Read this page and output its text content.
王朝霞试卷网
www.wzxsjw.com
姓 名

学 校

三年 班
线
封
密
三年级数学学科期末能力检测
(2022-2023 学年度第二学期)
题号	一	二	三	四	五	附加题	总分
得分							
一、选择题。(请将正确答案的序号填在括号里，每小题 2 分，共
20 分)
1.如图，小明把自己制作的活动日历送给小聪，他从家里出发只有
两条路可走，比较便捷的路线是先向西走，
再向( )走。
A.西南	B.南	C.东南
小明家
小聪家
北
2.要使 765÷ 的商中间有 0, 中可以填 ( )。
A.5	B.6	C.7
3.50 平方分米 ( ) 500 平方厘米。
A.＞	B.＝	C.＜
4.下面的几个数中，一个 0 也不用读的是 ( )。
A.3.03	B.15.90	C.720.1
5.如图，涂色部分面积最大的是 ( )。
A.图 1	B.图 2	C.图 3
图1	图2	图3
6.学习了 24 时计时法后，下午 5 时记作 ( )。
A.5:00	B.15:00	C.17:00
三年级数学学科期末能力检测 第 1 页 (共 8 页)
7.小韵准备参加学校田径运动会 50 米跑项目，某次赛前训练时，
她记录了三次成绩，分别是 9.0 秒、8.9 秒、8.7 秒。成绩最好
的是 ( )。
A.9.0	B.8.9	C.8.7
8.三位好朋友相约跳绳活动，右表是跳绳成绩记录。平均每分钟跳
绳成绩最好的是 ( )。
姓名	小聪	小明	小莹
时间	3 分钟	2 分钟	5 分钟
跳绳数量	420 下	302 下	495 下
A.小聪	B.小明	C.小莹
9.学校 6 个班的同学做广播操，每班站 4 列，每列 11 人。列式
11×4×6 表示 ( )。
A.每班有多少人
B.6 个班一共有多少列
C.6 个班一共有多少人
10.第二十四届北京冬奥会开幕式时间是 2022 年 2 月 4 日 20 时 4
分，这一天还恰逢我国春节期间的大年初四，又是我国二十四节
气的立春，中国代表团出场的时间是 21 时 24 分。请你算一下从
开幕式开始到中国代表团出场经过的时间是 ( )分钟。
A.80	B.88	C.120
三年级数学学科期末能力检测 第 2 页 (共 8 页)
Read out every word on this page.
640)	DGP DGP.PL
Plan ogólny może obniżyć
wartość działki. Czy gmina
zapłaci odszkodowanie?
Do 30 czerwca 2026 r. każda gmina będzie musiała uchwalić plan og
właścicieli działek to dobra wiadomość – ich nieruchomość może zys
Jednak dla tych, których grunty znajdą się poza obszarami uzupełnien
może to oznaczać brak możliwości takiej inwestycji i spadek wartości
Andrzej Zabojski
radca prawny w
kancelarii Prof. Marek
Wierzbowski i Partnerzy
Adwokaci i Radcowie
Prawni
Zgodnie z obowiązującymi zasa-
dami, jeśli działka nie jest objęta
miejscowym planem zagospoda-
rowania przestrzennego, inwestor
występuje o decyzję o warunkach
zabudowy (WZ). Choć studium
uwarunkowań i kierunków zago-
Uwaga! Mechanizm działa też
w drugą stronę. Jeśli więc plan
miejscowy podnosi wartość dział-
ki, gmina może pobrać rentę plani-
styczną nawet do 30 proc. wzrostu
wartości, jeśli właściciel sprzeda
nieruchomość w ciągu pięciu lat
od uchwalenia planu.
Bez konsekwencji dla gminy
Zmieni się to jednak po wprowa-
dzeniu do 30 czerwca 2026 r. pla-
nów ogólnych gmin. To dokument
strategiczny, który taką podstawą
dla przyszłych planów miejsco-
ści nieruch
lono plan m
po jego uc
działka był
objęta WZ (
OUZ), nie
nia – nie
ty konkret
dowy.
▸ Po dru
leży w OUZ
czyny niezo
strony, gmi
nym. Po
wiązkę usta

- Exercise directions: From the records above, extract every entry verbatim.

- Answer in full:
Read this page and output its text content.
王朝霞试卷网
www.wzxsjw.com
姓 名

学 校

三年 班
线
封
密
三年级数学学科期末能力检测
(2022-2023 学年度第二学期)
题号	一	二	三	四	五	附加题	总分
得分							
一、选择题。(请将正确答案的序号填在括号里，每小题 2 分，共
20 分)
1.如图，小明把自己制作的活动日历送给小聪，他从家里出发只有
两条路可走，比较便捷的路线是先向西走，
再向( )走。
A.西南	B.南	C.东南
小明家
小聪家
北
2.要使 765÷ 的商中间有 0, 中可以填 ( )。
A.5	B.6	C.7
3.50 平方分米 ( ) 500 平方厘米。
A.＞	B.＝	C.＜
4.下面的几个数中，一个 0 也不用读的是 ( )。
A.3.03	B.15.90	C.720.1
5.如图，涂色部分面积最大的是 ( )。
A.图 1	B.图 2	C.图 3
图1	图2	图3
6.学习了 24 时计时法后，下午 5 时记作 ( )。
A.5:00	B.15:00	C.17:00
三年级数学学科期末能力检测 第 1 页 (共 8 页)
7.小韵准备参加学校田径运动会 50 米跑项目，某次赛前训练时，
她记录了三次成绩，分别是 9.0 秒、8.9 秒、8.7 秒。成绩最好
的是 ( )。
A.9.0	B.8.9	C.8.7
8.三位好朋友相约跳绳活动，右表是跳绳成绩记录。平均每分钟跳
绳成绩最好的是 ( )。
姓名	小聪	小明	小莹
时间	3 分钟	2 分钟	5 分钟
跳绳数量	420 下	302 下	495 下
A.小聪	B.小明	C.小莹
9.学校 6 个班的同学做广播操，每班站 4 列，每列 11 人。列式
11×4×6 表示 ( )。
A.每班有多少人
B.6 个班一共有多少列
C.6 个班一共有多少人
10.第二十四届北京冬奥会开幕式时间是 2022 年 2 月 4 日 20 时 4
分，这一天还恰逢我国春节期间的大年初四，又是我国二十四节
气的立春，中国代表团出场的时间是 21 时 24 分。请你算一下从
开幕式开始到中国代表团出场经过的时间是 ( )分钟。
A.80	B.88	C.120
三年级数学学科期末能力检测 第 2 页 (共 8 页)
Read out every word on this page.
640)	DGP DGP.PL
Plan ogólny może obniżyć
wartość działki. Czy gmina
zapłaci odszkodowanie?
Do 30 czerwca 2026 r. każda gmina będzie musiała uchwalić plan og
właścicieli działek to dobra wiadomość – ich nieruchomość może zys
Jednak dla tych, których grunty znajdą się poza obszarami uzupełnien
może to oznaczać brak możliwości takiej inwestycji i spadek wartości
Andrzej Zabojski
radca prawny w
kancelarii Prof. Marek
Wierzbowski i Partnerzy
Adwokaci i Radcowie
Prawni
Zgodnie z obowiązującymi zasa-
dami, jeśli działka nie jest objęta
miejscowym planem zagospoda-
rowania przestrzennego, inwestor
występuje o decyzję o warunkach
zabudowy (WZ). Choć studium
uwarunkowań i kierunków zago-
Uwaga! Mechanizm działa też
w drugą stronę. Jeśli więc plan
miejscowy podnosi wartość dział-
ki, gmina może pobrać rentę plani-
styczną nawet do 30 proc. wzrostu
wartości, jeśli właściciel sprzeda
nieruchomość w ciągu pięciu lat
od uchwalenia planu.
Bez konsekwencji dla gminy
Zmieni się to jednak po wprowa-
dzeniu do 30 czerwca 2026 r. pla-
nów ogólnych gmin. To dokument
strategiczny, który taką podstawą
dla przyszłych planów miejsco-
ści nieruch
lono plan m
po jego uc
działka był
objęta WZ (
OUZ), nie
nia – nie
ty konkret
dowy.
▸ Po dru
leży w OUZ
czyny niezo
strony, gmi
nym. Po
wiązkę usta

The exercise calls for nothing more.